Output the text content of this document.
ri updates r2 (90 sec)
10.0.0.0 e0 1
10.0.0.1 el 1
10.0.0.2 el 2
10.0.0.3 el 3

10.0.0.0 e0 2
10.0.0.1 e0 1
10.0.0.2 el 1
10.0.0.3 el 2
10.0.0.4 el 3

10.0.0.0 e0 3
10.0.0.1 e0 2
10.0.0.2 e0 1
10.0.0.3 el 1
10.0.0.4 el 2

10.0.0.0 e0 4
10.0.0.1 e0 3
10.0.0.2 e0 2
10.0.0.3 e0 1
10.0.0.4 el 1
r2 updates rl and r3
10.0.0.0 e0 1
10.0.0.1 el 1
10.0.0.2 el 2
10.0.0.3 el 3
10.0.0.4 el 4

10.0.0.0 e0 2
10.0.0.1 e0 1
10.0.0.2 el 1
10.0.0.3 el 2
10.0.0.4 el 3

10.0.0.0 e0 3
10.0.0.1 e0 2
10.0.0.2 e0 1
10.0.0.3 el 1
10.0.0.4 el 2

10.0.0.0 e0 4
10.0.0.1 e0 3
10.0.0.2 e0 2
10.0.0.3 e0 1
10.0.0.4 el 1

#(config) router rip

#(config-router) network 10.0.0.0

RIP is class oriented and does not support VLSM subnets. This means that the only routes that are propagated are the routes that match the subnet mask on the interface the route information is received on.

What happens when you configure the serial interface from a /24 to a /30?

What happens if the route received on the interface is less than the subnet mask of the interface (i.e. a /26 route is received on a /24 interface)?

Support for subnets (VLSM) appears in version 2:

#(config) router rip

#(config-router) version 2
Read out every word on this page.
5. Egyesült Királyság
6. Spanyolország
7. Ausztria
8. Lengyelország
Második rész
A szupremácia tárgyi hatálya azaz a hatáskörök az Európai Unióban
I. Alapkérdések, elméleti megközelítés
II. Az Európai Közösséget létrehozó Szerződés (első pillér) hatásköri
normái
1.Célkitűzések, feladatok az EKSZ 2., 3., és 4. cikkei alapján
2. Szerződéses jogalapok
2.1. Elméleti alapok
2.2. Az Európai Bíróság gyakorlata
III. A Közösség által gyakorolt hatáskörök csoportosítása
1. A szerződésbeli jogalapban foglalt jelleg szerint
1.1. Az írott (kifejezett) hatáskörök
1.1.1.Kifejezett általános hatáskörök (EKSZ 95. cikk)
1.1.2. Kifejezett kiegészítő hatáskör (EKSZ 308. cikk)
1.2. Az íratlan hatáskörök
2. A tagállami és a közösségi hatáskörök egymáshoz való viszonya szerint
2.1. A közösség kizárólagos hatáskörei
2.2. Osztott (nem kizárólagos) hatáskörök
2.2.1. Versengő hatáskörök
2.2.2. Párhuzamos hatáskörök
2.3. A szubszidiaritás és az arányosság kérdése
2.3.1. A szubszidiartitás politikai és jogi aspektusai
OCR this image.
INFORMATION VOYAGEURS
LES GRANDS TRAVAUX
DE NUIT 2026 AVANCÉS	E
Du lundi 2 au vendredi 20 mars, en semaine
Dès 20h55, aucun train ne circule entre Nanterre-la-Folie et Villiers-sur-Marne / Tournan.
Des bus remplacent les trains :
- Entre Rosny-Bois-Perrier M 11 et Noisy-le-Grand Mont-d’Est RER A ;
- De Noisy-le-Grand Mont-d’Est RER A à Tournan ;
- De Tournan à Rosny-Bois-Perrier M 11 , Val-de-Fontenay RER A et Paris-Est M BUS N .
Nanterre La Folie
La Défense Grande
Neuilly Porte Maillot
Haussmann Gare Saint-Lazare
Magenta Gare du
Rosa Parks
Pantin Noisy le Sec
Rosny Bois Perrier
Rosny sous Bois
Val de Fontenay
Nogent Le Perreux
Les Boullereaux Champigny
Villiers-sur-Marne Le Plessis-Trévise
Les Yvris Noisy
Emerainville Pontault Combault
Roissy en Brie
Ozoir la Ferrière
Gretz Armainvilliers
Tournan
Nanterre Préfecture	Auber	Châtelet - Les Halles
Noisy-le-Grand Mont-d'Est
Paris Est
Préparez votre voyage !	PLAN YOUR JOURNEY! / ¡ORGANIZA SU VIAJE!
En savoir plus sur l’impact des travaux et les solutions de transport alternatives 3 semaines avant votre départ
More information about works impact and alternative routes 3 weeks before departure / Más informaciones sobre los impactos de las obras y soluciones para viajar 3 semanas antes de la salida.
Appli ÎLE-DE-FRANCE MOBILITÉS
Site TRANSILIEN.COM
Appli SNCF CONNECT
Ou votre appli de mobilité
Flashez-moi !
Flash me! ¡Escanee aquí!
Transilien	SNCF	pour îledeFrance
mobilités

───

▶ SET PROBLEM: What is the number of lines in the data above that include the word "Bois"? Answer with that number only.

▶ SOLUTION TO THIS EXERCISE: 4